▶ _What you are asked to do_
Show all lines holding the string "will".

(Saved data entries)

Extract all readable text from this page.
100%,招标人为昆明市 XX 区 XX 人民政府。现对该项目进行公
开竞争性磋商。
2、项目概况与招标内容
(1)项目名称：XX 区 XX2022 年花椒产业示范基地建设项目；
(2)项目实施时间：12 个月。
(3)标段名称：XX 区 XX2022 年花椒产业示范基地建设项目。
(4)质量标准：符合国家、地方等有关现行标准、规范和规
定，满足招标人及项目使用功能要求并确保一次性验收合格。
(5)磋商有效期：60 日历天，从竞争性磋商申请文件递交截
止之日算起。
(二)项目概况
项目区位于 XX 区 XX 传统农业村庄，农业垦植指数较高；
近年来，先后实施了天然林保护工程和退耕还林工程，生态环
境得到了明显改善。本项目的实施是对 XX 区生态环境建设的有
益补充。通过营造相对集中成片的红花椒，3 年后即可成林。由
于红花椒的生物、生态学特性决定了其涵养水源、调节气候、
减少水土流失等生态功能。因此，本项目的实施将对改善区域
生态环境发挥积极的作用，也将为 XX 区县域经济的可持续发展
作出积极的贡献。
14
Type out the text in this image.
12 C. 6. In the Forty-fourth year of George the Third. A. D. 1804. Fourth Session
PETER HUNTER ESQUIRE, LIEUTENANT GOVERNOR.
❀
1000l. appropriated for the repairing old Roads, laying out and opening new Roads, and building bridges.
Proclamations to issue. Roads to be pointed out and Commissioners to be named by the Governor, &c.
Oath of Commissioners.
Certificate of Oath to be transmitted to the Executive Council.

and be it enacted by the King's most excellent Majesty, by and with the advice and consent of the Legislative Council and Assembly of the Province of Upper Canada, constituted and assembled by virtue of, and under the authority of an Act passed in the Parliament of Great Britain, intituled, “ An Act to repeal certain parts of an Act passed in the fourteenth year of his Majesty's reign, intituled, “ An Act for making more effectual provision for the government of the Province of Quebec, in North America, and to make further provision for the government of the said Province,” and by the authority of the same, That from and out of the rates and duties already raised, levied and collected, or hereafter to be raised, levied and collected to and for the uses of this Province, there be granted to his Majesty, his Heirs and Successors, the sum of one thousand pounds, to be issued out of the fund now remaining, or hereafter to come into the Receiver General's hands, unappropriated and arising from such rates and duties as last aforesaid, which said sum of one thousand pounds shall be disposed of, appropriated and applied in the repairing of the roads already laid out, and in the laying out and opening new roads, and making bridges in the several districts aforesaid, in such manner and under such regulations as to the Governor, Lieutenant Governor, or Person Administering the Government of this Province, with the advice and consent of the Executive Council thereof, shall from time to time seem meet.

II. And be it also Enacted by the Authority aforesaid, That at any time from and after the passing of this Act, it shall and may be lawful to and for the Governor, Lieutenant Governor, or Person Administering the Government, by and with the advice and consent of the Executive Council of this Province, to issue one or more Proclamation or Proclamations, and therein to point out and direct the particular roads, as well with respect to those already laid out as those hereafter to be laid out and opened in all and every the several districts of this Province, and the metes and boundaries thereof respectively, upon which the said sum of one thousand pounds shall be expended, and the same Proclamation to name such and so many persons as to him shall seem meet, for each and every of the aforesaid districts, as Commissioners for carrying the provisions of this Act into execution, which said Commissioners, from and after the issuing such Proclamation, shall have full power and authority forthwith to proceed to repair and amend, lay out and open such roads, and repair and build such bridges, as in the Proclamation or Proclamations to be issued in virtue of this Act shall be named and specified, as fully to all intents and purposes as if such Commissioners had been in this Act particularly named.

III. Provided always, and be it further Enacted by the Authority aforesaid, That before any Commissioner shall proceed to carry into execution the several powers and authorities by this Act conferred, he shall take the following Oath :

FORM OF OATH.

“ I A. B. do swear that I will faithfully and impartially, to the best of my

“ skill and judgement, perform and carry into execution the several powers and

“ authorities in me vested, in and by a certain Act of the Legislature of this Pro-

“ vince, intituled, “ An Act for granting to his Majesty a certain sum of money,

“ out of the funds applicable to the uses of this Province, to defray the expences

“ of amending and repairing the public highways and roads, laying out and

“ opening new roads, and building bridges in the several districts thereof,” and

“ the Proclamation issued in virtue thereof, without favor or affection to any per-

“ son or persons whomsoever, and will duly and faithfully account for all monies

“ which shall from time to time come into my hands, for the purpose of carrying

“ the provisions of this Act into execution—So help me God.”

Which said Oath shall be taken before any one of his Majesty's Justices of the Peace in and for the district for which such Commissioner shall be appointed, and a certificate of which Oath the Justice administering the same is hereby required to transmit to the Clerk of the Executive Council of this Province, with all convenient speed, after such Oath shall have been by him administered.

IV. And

▶ _Complete output_
“ I A. B. do swear that I will faithfully and impartially, to the best of my
“ son or persons whomsoever, and will duly and faithfully account for all monies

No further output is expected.